**WHAT TO WORK ON:**
[1] In the design career interview, which award did the interviewee win in 2020, and for what work?
[2] Continue the design career interview after its last answer, using the same question-and-answer format.

**STUDY TEXT:**
------------------------------

Tell us a little bit about your design career so far.

In 2016 I graduated DIT (now TU Dublin) with a BA in Visual Communication and started working at a tech startup called Intouch as lead designer of a small team. The next year I got my first agency job at Thinkhouse, a full service agency with a focus on youth culture in Ireland. I met so many inspiring, creative people there, as well as future collaborators such as Mona-Lxsa the founder of the female collective GXRL CODE which we ran together at the time. I started the role as a Middleweight Designer and by the end of my almost 3 year term, I was Design Manager.

I then went freelance in 2019 and now I run my own branding and illustration studio, enemaku. I’ve had the chance to work with amazing brands such as Arnotts, Facebook, Guinness, St. Patrick’s Festival, Cadbury and Gill Books. I won a 100Archive Award in 2020 for my Dublin Vinyl record packaging and my first children’s book was published by Gill Books in 2022, I Believe In You by Deborah Somorin. I also founded DesignOpp, an IDI initiative championing diversity for POC in Irish Design.

How did you land your first design job?

I actually had a design internship before I graduated which later turned into paid work. My friend disappeared on a night out and when she came back it turns out she had been singing my praises to a designer who ran a small branding company called Logo24. I took his business card and followed up with him the week after and got an internship there. Definitely unorthodox but shows the importance of networking (and having great friends!)

What pivotal moments defined your pathway to becoming a successful illustrator?

The most pivotal moment was definitely the act of choosing to work for myself so I could pursue illustration properly. I knew that I was never going to get to do the type of illustration I wanted working in most traditional studios and agencies. The only way was to carve out my own space in the world so that the right agencies and clients would know where to find me when they wanted to collaborate. There were also specific projects I worked on that I know led to other big jobs. My Black Girl Magic series for Hens Teeth sparked interviews and new clients, as did my first childrens book I Believe In You which has opened me up to more jobs in publishing.

Can you share a piece of advice you wish you had known at the beginning of your career?

I wish I’d known how important having an accountant was and how much stress it would save me! I even got that advice from a friend and colleague to get an accountant but I thought it would be fine if I waited until the end of my first year. Big mistake! Get one immediately so you have someone to run by any queries you have about your business. I waited and then made a VAT blunder because I tried to do it all myself. If you’re self-employed or just starting freelancing my advice to you is to get an accountant and save yourself the trouble. And remember you don’t have to do it all yourself, reach out to friends, colleagues and other professionals if you need advice on something that’s outside your area of expertise.

------------------------------

**ENTRIES SUPPLIED:**
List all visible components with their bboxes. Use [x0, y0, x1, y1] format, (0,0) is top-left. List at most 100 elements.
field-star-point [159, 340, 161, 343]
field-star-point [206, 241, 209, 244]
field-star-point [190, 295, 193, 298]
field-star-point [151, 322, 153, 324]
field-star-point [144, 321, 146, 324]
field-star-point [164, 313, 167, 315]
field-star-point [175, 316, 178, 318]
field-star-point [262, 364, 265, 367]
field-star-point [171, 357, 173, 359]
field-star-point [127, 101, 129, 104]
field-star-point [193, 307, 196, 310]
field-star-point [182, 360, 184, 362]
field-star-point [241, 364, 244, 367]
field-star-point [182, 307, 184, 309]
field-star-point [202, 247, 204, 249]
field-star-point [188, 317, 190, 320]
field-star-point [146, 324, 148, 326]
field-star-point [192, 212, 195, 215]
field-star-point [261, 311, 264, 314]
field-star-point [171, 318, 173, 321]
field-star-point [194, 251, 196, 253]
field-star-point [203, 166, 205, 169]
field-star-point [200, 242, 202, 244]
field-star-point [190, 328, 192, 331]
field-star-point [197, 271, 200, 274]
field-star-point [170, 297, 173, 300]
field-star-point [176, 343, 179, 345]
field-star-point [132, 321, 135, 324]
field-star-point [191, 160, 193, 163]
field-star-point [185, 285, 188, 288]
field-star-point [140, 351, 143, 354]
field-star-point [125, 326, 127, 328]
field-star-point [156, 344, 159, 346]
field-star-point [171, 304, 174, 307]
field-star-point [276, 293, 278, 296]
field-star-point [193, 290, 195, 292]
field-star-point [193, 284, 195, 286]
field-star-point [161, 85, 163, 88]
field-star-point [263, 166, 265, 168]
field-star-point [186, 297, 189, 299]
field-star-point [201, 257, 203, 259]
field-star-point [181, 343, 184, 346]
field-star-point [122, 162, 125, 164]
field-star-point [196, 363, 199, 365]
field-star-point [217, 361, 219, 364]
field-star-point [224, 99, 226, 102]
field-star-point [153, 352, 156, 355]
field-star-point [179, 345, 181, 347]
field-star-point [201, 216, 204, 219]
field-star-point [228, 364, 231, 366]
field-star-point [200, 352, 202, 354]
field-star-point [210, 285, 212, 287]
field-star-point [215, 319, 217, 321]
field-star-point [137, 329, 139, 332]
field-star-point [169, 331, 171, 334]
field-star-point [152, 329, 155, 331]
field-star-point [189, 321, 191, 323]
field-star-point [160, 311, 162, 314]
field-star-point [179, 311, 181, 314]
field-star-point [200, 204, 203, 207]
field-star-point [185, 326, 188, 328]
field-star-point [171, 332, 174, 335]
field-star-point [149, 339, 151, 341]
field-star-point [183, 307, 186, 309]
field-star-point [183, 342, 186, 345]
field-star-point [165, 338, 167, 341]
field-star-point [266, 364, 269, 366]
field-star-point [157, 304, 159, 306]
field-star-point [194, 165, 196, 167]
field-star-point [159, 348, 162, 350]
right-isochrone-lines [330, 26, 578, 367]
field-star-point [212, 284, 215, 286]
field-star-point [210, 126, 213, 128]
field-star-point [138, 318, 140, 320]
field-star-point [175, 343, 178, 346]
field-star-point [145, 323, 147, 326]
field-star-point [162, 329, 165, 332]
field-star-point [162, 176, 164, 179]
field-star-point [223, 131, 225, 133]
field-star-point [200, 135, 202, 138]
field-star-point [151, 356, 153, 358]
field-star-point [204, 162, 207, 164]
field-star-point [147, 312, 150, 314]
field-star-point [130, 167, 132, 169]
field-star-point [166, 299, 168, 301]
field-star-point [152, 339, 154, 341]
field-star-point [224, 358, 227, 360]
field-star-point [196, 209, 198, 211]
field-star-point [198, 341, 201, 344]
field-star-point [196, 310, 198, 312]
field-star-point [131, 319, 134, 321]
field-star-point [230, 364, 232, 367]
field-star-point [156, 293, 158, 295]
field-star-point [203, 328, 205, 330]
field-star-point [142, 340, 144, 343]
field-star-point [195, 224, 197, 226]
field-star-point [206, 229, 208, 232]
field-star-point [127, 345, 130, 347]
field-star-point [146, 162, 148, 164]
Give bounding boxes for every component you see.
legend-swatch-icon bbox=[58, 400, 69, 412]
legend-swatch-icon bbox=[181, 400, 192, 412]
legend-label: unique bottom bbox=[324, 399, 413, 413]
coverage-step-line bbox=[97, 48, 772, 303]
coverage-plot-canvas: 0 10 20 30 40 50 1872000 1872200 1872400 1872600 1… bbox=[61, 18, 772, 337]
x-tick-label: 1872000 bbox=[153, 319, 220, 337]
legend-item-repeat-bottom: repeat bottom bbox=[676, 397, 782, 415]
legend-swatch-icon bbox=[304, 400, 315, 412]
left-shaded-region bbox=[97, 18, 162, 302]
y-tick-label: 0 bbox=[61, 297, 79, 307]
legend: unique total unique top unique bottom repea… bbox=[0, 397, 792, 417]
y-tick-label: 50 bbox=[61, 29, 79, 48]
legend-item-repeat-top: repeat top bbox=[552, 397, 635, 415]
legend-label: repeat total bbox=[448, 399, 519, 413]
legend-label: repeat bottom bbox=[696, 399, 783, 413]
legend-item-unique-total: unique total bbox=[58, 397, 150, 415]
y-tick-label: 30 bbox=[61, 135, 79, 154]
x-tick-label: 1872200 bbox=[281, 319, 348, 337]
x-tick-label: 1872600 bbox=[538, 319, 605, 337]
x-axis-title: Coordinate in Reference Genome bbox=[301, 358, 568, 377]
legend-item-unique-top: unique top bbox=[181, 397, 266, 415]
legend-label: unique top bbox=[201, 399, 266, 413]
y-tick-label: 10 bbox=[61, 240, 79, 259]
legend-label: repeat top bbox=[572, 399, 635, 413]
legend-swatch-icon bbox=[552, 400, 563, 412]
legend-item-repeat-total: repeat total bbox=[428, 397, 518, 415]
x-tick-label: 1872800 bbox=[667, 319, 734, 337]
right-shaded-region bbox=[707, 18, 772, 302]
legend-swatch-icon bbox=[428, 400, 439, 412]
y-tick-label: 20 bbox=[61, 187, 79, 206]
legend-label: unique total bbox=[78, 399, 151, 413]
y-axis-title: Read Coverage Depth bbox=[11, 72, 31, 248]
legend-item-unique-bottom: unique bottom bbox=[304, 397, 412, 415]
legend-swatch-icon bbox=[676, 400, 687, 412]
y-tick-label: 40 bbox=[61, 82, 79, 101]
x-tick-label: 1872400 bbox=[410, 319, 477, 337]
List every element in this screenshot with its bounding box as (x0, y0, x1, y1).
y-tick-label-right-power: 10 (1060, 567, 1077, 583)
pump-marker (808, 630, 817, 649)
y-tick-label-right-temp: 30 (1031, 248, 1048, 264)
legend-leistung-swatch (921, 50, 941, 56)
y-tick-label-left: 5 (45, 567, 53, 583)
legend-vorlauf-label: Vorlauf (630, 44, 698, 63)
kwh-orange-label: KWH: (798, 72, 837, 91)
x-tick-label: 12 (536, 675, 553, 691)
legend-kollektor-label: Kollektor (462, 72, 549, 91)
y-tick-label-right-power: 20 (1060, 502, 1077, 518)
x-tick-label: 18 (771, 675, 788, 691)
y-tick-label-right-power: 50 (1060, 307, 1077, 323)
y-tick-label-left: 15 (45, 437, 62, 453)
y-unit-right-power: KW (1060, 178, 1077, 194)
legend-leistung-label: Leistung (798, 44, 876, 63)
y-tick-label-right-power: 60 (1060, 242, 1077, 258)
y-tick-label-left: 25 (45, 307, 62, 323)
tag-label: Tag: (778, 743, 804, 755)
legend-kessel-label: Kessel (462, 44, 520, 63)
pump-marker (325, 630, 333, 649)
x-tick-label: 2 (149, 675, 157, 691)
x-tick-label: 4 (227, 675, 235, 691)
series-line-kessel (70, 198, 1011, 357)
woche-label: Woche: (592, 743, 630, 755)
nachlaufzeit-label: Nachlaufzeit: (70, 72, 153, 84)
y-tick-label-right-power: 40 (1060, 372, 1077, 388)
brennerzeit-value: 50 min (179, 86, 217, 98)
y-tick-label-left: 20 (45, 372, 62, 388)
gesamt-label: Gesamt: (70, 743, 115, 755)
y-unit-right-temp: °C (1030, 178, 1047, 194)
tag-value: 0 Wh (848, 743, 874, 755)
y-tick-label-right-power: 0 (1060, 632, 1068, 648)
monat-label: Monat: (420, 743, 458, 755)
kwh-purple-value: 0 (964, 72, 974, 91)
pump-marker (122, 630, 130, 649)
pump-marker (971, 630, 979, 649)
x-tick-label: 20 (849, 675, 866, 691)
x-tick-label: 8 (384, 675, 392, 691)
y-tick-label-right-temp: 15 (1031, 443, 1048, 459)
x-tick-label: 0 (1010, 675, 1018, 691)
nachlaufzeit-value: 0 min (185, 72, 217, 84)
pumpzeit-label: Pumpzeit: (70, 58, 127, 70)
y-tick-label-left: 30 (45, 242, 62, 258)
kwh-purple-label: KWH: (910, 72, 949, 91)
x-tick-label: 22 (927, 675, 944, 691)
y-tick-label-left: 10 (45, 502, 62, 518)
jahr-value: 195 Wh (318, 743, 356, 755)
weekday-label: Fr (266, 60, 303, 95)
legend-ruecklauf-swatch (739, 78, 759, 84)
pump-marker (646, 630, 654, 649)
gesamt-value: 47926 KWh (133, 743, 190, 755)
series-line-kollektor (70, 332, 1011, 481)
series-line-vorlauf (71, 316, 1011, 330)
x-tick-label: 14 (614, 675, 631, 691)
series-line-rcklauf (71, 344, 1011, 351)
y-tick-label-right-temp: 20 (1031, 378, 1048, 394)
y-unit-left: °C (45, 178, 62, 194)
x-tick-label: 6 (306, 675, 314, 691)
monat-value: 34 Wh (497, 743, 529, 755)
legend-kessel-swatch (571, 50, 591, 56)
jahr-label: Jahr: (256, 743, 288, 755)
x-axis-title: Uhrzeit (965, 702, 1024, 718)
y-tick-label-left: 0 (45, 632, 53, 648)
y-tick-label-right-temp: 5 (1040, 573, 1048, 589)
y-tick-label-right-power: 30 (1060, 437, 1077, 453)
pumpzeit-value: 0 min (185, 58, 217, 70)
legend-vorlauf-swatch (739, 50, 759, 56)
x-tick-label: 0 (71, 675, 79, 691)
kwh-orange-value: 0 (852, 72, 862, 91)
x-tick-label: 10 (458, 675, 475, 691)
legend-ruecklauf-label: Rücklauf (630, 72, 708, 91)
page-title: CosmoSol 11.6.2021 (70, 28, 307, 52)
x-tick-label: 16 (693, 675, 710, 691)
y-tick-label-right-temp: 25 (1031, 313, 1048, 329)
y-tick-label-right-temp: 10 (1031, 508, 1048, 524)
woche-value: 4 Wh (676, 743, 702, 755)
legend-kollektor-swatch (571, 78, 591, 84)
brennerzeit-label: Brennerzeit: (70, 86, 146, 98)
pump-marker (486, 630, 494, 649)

------------------------------

**RESPONSES BY TASK:**
[1] A 100Archive Award, for the Dublin Vinyl record packaging.

[2]
What role does mentorship play in your career, and how can design graduates find valuable mentors in the industry?

I’ve never had an official mentor but I‘ve been blessed to have made some talented creative friends I can turn to for advice. After creating DesignOpp I met some incredible people through the IDI who I think of as my unofficial mentors, like Charlotte Barker and Martin De Porres Wright. I look forward to my coffees with them and I’ve learned so much from their lives and experience. My best advice to graduates looking for mentors would be to start something interesting, make ambitious creative projects and share them with the world. Then go out to creative events and meet lots of people (hell for an introvert, believe me I know!). When people see young people with ambition doing cool creative things, they often want to lean in and see how they can help.

How do you navigate creative blocks or challenges in your design process?

I’m a big believer in using detachment to push through creative blocks. A lot of the time a creative block is due to a lack of information, uncertainty, or another emotion I’m avoiding around the project and the only way to move past it is by sitting down at my desk and tackling it from new angles until I find the solution. Once I start, I find that often the problem wasn’t as big as I had made it out to be in my head.

What’s the best way for up-and-coming designers to build a strong professional network?

Go out and meet people at creative events. It’s the number one way to naturally make friends and expand your network. But if you’re a super introvert, consider posting on social media instead, even LinkedIn. I used to hate LinkedIn and avoided it for so long but eventually started posting after another friend and illustrator Ashwin Chacko was singing its praises. And now every time I post something good happens or an opportunity comes my way so I recommend it to people now too.



What trends do you foresee in the design industry, and how should new designers adapt?

AI is impossible to ignore, and as conflicted as I am about generative AI like Midjourney I can’t deny its effect on the industry. I think new designers should be aware of it and plan their careers accordingly. Aim to specialise in areas that will take longer to be cannibalised like branding. Or alternatively, learn to wield it in your own workflows in an ethical manner so you can be prepared for the future. It’s the wild west at the moment and all we can do is hope that regulation will ensure fair use for us all one day. Knowledge of Adobe’s AI tools will likely be essential for graduates. And motion design skills seem to be mandatory for most new job openings so ensure you upskill in that area too as it grows more and more essential every year.


About Grace

Grace Enemaku is an award-winning Irish-Nigerian, multidisciplinary designer and illustrator. She creates branding and illustration for the unconventional and is also founder of DesignOpp, an IDI initiative that champions diversity for People of Colour in Irish design. She believes creativity can make magic out of the everyday and she reflects that in her work, which explores themes big and small, through funky, playful illustration.

Her projects vary from conceptual brand identities for new businesses, to print and illustration for brands and agencies. Select clients include Guinness, Cadburys, Facebook/Meta, The Science Gallery, Gill Books and more.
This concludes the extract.